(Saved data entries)
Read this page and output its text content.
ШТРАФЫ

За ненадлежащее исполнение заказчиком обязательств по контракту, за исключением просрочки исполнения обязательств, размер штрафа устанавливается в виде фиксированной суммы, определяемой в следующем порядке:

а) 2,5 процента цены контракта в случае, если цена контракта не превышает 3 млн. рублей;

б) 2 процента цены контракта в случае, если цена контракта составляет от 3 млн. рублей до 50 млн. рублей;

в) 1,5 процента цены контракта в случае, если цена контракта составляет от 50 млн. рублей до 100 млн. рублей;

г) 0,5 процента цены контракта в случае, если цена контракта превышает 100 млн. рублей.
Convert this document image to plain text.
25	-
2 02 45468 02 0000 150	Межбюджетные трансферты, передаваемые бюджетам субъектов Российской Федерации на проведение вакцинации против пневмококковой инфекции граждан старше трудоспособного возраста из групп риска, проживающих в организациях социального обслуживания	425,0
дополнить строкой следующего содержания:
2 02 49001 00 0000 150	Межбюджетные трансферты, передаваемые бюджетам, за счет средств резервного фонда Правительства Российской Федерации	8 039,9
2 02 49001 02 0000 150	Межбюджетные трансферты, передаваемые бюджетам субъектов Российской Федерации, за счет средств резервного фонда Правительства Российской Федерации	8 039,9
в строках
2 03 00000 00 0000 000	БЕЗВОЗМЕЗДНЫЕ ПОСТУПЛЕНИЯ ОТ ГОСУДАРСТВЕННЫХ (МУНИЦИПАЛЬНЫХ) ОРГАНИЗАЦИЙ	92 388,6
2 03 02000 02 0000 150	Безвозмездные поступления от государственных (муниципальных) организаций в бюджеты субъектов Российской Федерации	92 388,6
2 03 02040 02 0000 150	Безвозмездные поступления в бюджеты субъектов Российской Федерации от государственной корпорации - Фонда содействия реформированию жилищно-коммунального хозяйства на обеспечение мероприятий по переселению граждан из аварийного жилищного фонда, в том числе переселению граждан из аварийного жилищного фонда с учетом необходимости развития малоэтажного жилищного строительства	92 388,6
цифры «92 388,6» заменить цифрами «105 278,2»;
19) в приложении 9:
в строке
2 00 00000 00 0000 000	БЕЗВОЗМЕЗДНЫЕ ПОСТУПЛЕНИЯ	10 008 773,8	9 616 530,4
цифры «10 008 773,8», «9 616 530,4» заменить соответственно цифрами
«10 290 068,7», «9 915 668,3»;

Exercise details |
Set down the entries verbatim, leaving none out.

Correct output |
Read this page and output its text content.
ШТРАФЫ

За ненадлежащее исполнение заказчиком обязательств по контракту, за исключением просрочки исполнения обязательств, размер штрафа устанавливается в виде фиксированной суммы, определяемой в следующем порядке:

а) 2,5 процента цены контракта в случае, если цена контракта не превышает 3 млн. рублей;

б) 2 процента цены контракта в случае, если цена контракта составляет от 3 млн. рублей до 50 млн. рублей;

в) 1,5 процента цены контракта в случае, если цена контракта составляет от 50 млн. рублей до 100 млн. рублей;

г) 0,5 процента цены контракта в случае, если цена контракта превышает 100 млн. рублей.
Convert this document image to plain text.
25	-
2 02 45468 02 0000 150	Межбюджетные трансферты, передаваемые бюджетам субъектов Российской Федерации на проведение вакцинации против пневмококковой инфекции граждан старше трудоспособного возраста из групп риска, проживающих в организациях социального обслуживания	425,0
дополнить строкой следующего содержания:
2 02 49001 00 0000 150	Межбюджетные трансферты, передаваемые бюджетам, за счет средств резервного фонда Правительства Российской Федерации	8 039,9
2 02 49001 02 0000 150	Межбюджетные трансферты, передаваемые бюджетам субъектов Российской Федерации, за счет средств резервного фонда Правительства Российской Федерации	8 039,9
в строках
2 03 00000 00 0000 000	БЕЗВОЗМЕЗДНЫЕ ПОСТУПЛЕНИЯ ОТ ГОСУДАРСТВЕННЫХ (МУНИЦИПАЛЬНЫХ) ОРГАНИЗАЦИЙ	92 388,6
2 03 02000 02 0000 150	Безвозмездные поступления от государственных (муниципальных) организаций в бюджеты субъектов Российской Федерации	92 388,6
2 03 02040 02 0000 150	Безвозмездные поступления в бюджеты субъектов Российской Федерации от государственной корпорации - Фонда содействия реформированию жилищно-коммунального хозяйства на обеспечение мероприятий по переселению граждан из аварийного жилищного фонда, в том числе переселению граждан из аварийного жилищного фонда с учетом необходимости развития малоэтажного жилищного строительства	92 388,6
цифры «92 388,6» заменить цифрами «105 278,2»;
19) в приложении 9:
в строке
2 00 00000 00 0000 000	БЕЗВОЗМЕЗДНЫЕ ПОСТУПЛЕНИЯ	10 008 773,8	9 616 530,4
цифры «10 008 773,8», «9 616 530,4» заменить соответственно цифрами
«10 290 068,7», «9 915 668,3»;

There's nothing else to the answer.